Rows from a dataset
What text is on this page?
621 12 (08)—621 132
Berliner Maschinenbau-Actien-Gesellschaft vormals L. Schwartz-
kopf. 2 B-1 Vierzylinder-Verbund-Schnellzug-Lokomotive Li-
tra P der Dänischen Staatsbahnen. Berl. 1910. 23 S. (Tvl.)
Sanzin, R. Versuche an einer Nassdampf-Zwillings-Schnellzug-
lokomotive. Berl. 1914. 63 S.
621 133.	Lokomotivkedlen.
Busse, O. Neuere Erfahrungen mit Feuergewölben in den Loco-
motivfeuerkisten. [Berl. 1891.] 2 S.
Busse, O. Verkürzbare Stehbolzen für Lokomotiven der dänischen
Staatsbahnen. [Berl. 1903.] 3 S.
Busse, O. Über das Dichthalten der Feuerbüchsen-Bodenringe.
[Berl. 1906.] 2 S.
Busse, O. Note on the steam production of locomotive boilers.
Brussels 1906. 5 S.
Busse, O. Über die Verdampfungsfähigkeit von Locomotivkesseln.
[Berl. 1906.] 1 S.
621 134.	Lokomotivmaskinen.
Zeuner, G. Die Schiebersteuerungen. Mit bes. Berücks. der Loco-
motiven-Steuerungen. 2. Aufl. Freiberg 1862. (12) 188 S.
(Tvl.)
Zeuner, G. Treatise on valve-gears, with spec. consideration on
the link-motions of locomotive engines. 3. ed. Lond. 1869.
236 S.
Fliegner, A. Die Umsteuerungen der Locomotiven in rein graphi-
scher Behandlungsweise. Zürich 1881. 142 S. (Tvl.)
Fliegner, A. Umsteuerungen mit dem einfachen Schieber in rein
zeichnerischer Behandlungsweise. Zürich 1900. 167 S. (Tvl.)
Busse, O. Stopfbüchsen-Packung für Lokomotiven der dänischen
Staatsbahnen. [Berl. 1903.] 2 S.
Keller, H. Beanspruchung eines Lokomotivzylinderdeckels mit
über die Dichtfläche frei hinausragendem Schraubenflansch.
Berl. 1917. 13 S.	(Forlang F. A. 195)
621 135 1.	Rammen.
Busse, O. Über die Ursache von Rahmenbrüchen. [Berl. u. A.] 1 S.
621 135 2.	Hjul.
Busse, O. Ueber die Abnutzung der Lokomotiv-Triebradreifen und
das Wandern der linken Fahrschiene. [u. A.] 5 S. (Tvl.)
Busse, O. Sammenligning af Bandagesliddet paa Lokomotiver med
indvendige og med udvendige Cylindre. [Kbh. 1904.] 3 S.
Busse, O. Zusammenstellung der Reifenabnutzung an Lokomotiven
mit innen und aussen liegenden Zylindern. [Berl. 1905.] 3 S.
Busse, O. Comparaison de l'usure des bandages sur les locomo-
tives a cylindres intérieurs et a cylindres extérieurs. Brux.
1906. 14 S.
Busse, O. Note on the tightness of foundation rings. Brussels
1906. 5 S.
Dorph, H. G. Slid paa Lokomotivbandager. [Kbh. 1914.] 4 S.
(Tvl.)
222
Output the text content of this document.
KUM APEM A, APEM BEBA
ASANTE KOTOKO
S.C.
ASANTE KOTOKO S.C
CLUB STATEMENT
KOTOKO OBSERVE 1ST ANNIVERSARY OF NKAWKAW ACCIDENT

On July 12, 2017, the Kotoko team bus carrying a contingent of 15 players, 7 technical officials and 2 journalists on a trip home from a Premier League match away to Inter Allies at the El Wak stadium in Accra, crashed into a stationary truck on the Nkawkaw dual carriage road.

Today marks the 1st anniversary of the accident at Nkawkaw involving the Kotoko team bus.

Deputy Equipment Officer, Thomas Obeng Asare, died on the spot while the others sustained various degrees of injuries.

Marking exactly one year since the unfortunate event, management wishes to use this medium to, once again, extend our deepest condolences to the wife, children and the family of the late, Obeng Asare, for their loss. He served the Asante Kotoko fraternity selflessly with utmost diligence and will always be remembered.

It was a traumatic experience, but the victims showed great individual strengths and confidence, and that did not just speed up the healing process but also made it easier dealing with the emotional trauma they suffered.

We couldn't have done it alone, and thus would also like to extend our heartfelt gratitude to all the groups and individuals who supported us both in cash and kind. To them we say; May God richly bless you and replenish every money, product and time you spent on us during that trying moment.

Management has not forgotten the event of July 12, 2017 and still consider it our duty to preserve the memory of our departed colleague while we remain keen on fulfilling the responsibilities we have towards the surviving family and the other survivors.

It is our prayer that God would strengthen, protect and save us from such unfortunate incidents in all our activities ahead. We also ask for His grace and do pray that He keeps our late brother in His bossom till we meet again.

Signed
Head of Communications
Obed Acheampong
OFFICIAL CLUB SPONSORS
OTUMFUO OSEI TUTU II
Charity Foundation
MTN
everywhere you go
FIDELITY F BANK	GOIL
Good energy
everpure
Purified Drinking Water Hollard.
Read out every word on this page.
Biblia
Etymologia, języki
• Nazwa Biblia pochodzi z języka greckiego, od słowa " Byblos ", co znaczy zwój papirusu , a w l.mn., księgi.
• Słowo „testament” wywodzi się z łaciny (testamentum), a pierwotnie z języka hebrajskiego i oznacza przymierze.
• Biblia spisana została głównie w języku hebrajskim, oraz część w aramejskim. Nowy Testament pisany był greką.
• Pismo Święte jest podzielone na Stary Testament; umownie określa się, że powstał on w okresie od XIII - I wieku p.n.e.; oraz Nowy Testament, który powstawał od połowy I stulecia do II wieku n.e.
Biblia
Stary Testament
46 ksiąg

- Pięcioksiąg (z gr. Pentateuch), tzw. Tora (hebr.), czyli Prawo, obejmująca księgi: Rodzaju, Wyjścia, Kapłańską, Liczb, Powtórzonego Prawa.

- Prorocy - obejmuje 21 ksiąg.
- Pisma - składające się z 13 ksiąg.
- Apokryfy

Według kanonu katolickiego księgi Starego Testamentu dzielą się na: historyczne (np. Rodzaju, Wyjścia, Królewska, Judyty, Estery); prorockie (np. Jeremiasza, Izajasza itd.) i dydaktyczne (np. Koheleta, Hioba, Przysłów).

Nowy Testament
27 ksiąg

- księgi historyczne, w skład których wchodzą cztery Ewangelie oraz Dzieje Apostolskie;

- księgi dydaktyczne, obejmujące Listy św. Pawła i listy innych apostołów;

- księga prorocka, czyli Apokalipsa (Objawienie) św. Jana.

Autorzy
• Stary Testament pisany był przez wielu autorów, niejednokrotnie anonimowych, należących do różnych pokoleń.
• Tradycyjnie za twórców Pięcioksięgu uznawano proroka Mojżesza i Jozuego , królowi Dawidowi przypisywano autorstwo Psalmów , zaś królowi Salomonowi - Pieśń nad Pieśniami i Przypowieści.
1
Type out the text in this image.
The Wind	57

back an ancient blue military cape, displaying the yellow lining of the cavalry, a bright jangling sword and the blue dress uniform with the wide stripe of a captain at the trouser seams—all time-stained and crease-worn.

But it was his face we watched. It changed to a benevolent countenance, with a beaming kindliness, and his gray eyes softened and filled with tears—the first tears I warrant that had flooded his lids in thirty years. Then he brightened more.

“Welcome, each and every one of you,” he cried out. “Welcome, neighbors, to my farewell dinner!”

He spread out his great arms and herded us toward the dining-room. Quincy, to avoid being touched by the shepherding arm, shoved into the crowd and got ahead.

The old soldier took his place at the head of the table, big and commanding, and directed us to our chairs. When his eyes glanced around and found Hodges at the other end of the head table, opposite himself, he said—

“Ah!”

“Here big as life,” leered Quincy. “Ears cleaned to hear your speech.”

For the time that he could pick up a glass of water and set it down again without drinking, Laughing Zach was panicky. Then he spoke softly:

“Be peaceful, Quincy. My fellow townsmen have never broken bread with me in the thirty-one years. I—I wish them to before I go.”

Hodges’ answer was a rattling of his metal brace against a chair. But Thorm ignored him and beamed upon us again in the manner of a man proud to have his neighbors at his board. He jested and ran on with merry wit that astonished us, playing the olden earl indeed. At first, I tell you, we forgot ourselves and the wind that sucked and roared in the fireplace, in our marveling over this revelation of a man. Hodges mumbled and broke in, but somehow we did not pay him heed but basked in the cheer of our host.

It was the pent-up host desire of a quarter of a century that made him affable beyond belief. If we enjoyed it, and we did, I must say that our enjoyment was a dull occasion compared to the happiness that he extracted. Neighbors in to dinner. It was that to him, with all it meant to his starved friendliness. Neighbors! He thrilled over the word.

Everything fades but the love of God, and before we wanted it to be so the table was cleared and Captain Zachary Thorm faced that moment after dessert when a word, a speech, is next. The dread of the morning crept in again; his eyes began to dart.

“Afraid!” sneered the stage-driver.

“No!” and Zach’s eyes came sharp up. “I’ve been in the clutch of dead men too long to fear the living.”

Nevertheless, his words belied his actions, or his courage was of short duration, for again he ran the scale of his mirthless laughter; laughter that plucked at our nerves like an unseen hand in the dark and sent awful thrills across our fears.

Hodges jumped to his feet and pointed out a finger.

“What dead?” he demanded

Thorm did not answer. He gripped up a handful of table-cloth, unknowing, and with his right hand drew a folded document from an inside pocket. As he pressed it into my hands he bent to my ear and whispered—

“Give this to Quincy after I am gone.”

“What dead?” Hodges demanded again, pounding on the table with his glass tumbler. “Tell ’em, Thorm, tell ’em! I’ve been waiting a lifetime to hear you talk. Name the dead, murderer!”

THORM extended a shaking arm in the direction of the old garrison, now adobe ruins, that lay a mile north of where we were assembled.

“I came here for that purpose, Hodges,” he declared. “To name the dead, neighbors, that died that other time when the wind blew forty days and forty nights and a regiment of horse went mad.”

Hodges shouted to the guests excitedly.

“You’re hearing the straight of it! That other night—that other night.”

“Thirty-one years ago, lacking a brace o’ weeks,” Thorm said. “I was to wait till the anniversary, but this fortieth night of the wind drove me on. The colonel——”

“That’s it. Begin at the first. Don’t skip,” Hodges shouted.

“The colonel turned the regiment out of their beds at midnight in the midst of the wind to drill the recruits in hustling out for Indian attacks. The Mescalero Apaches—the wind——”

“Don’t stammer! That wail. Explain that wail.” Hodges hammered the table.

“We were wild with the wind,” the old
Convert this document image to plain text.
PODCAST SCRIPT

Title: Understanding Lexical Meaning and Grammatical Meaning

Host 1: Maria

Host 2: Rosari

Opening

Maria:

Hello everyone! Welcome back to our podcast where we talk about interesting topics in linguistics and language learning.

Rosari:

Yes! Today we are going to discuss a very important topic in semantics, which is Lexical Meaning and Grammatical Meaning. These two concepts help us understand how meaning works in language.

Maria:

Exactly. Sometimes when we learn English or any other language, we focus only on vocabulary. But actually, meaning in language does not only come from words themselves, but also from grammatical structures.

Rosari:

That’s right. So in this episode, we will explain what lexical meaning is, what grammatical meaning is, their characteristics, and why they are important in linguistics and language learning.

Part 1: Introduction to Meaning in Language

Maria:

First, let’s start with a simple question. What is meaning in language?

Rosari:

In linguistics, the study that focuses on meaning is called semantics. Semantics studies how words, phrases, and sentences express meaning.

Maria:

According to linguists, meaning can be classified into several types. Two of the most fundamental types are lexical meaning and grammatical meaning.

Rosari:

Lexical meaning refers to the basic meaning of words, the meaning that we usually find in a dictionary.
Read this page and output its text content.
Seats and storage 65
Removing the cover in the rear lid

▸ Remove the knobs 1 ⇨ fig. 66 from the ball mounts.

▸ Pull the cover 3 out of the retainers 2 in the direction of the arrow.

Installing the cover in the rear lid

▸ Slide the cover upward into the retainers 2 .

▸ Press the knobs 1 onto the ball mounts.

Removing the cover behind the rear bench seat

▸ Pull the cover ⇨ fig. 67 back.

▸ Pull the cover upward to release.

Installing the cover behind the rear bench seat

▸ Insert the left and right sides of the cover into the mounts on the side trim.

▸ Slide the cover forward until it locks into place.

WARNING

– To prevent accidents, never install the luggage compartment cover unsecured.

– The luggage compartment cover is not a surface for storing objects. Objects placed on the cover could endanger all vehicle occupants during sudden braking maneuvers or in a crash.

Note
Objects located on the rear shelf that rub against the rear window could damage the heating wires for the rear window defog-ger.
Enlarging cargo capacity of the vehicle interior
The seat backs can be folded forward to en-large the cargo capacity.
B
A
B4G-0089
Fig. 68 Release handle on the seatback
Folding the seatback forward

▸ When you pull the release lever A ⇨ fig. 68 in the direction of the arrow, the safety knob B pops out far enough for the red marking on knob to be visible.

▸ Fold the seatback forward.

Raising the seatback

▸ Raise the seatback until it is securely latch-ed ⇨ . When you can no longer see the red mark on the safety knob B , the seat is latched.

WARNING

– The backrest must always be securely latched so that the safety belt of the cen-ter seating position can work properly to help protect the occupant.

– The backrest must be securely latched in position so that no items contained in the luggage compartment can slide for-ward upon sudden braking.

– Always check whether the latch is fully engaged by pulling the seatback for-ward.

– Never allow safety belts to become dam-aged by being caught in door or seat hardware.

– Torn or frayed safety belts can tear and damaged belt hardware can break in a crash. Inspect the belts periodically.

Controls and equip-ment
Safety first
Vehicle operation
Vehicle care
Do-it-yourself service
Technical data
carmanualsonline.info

__OBJECTIVE__
Which lines above contain "Note"? Show each of them.

__RESPONSE TO THE TASK__
Busse, O. Note on the steam production of locomotive boilers.
Busse, O. Note on the tightness of foundation rings. Brussels
Note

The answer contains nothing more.